>> begin RECORDS TO USE
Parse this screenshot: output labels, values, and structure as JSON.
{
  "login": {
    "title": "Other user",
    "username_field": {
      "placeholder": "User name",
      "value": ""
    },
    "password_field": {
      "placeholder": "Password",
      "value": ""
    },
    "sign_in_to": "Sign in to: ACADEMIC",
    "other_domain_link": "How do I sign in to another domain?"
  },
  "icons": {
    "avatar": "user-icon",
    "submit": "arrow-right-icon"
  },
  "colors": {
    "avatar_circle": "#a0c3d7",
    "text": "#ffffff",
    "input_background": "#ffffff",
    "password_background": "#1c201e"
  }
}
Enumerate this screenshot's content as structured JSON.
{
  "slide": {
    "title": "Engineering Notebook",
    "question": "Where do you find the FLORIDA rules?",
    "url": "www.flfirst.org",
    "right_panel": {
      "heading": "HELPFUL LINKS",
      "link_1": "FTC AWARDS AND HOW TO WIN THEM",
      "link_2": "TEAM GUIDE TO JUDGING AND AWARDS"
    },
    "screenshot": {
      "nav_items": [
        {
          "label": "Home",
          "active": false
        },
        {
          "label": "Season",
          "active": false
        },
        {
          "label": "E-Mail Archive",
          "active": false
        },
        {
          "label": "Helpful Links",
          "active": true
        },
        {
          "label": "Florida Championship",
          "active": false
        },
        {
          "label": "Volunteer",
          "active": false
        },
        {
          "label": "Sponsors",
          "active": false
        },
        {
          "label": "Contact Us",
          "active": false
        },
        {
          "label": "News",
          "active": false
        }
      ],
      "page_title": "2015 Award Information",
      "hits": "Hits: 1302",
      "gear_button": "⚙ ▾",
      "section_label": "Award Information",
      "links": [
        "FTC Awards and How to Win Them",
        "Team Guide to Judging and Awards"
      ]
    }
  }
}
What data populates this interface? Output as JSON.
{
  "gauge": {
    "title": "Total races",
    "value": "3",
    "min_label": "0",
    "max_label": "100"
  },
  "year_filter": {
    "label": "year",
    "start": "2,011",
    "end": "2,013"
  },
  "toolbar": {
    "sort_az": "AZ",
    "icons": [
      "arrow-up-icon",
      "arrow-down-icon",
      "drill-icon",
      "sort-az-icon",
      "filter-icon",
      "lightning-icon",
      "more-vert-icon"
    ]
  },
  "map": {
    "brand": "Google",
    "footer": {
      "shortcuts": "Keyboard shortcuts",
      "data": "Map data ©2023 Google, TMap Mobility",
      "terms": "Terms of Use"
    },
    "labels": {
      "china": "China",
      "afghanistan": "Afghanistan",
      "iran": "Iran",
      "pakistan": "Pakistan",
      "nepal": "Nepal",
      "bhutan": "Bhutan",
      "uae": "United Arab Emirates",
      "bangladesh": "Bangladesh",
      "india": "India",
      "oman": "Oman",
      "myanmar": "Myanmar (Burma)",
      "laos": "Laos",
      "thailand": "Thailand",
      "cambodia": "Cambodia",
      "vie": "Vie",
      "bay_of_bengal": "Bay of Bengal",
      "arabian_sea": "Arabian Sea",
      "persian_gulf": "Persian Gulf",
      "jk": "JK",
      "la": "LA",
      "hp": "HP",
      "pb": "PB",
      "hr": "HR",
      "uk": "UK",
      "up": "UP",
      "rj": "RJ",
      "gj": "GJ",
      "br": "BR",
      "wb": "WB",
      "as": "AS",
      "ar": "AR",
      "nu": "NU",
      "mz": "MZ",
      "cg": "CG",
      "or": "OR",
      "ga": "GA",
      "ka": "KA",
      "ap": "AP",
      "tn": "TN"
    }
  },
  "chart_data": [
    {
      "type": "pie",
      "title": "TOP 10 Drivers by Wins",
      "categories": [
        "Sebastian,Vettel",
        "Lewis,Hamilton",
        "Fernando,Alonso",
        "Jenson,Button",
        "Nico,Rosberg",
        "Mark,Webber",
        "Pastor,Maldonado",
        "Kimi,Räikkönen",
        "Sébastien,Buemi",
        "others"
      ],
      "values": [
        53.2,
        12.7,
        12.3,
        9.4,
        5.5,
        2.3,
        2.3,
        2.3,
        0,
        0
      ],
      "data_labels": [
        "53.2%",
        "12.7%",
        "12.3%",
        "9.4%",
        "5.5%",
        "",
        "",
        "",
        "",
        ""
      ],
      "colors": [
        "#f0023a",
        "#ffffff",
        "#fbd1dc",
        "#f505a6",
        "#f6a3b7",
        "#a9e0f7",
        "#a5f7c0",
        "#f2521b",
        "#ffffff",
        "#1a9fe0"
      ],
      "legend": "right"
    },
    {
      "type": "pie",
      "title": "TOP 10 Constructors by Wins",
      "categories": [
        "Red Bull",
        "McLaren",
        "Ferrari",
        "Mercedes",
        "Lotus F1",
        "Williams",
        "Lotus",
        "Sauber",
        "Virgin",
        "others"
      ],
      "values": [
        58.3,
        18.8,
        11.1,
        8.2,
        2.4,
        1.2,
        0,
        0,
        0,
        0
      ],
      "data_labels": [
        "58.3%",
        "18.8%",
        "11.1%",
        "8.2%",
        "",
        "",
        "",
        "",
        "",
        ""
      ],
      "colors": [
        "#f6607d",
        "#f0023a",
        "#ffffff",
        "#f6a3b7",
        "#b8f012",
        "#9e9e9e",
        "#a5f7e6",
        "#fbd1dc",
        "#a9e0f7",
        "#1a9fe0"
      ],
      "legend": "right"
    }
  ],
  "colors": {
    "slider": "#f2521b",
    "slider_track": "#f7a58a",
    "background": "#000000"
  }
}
>> end RECORDS TO USE
STATED GOAL:
Give back each line above precisely as it stands.

THE RESPONSE:
Parse this screenshot: output labels, values, and structure as JSON.
{
  "login": {
    "title": "Other user",
    "username_field": {
      "placeholder": "User name",
      "value": ""
    },
    "password_field": {
      "placeholder": "Password",
      "value": ""
    },
    "sign_in_to": "Sign in to: ACADEMIC",
    "other_domain_link": "How do I sign in to another domain?"
  },
  "icons": {
    "avatar": "user-icon",
    "submit": "arrow-right-icon"
  },
  "colors": {
    "avatar_circle": "#a0c3d7",
    "text": "#ffffff",
    "input_background": "#ffffff",
    "password_background": "#1c201e"
  }
}
Enumerate this screenshot's content as structured JSON.
{
  "slide": {
    "title": "Engineering Notebook",
    "question": "Where do you find the FLORIDA rules?",
    "url": "www.flfirst.org",
    "right_panel": {
      "heading": "HELPFUL LINKS",
      "link_1": "FTC AWARDS AND HOW TO WIN THEM",
      "link_2": "TEAM GUIDE TO JUDGING AND AWARDS"
    },
    "screenshot": {
      "nav_items": [
        {
          "label": "Home",
          "active": false
        },
        {
          "label": "Season",
          "active": false
        },
        {
          "label": "E-Mail Archive",
          "active": false
        },
        {
          "label": "Helpful Links",
          "active": true
        },
        {
          "label": "Florida Championship",
          "active": false
        },
        {
          "label": "Volunteer",
          "active": false
        },
        {
          "label": "Sponsors",
          "active": false
        },
        {
          "label": "Contact Us",
          "active": false
        },
        {
          "label": "News",
          "active": false
        }
      ],
      "page_title": "2015 Award Information",
      "hits": "Hits: 1302",
      "gear_button": "⚙ ▾",
      "section_label": "Award Information",
      "links": [
        "FTC Awards and How to Win Them",
        "Team Guide to Judging and Awards"
      ]
    }
  }
}
What data populates this interface? Output as JSON.
{
  "gauge": {
    "title": "Total races",
    "value": "3",
    "min_label": "0",
    "max_label": "100"
  },
  "year_filter": {
    "label": "year",
    "start": "2,011",
    "end": "2,013"
  },
  "toolbar": {
    "sort_az": "AZ",
    "icons": [
      "arrow-up-icon",
      "arrow-down-icon",
      "drill-icon",
      "sort-az-icon",
      "filter-icon",
      "lightning-icon",
      "more-vert-icon"
    ]
  },
  "map": {
    "brand": "Google",
    "footer": {
      "shortcuts": "Keyboard shortcuts",
      "data": "Map data ©2023 Google, TMap Mobility",
      "terms": "Terms of Use"
    },
    "labels": {
      "china": "China",
      "afghanistan": "Afghanistan",
      "iran": "Iran",
      "pakistan": "Pakistan",
      "nepal": "Nepal",
      "bhutan": "Bhutan",
      "uae": "United Arab Emirates",
      "bangladesh": "Bangladesh",
      "india": "India",
      "oman": "Oman",
      "myanmar": "Myanmar (Burma)",
      "laos": "Laos",
      "thailand": "Thailand",
      "cambodia": "Cambodia",
      "vie": "Vie",
      "bay_of_bengal": "Bay of Bengal",
      "arabian_sea": "Arabian Sea",
      "persian_gulf": "Persian Gulf",
      "jk": "JK",
      "la": "LA",
      "hp": "HP",
      "pb": "PB",
      "hr": "HR",
      "uk": "UK",
      "up": "UP",
      "rj": "RJ",
      "gj": "GJ",
      "br": "BR",
      "wb": "WB",
      "as": "AS",
      "ar": "AR",
      "nu": "NU",
      "mz": "MZ",
      "cg": "CG",
      "or": "OR",
      "ga": "GA",
      "ka": "KA",
      "ap": "AP",
      "tn": "TN"
    }
  },
  "chart_data": [
    {
      "type": "pie",
      "title": "TOP 10 Drivers by Wins",
      "categories": [
        "Sebastian,Vettel",
        "Lewis,Hamilton",
        "Fernando,Alonso",
        "Jenson,Button",
        "Nico,Rosberg",
        "Mark,Webber",
        "Pastor,Maldonado",
        "Kimi,Räikkönen",
        "Sébastien,Buemi",
        "others"
      ],
      "values": [
        53.2,
        12.7,
        12.3,
        9.4,
        5.5,
        2.3,
        2.3,
        2.3,
        0,
        0
      ],
      "data_labels": [
        "53.2%",
        "12.7%",
        "12.3%",
        "9.4%",
        "5.5%",
        "",
        "",
        "",
        "",
        ""
      ],
      "colors": [
        "#f0023a",
        "#ffffff",
        "#fbd1dc",
        "#f505a6",
        "#f6a3b7",
        "#a9e0f7",
        "#a5f7c0",
        "#f2521b",
        "#ffffff",
        "#1a9fe0"
      ],
      "legend": "right"
    },
    {
      "type": "pie",
      "title": "TOP 10 Constructors by Wins",
      "categories": [
        "Red Bull",
        "McLaren",
        "Ferrari",
        "Mercedes",
        "Lotus F1",
        "Williams",
        "Lotus",
        "Sauber",
        "Virgin",
        "others"
      ],
      "values": [
        58.3,
        18.8,
        11.1,
        8.2,
        2.4,
        1.2,
        0,
        0,
        0,
        0
      ],
      "data_labels": [
        "58.3%",
        "18.8%",
        "11.1%",
        "8.2%",
        "",
        "",
        "",
        "",
        "",
        ""
      ],
      "colors": [
        "#f6607d",
        "#f0023a",
        "#ffffff",
        "#f6a3b7",
        "#b8f012",
        "#9e9e9e",
        "#a5f7e6",
        "#fbd1dc",
        "#a9e0f7",
        "#1a9fe0"
      ],
      "legend": "right"
    }
  ],
  "colors": {
    "slider": "#f2521b",
    "slider_track": "#f7a58a",
    "background": "#000000"
  }
}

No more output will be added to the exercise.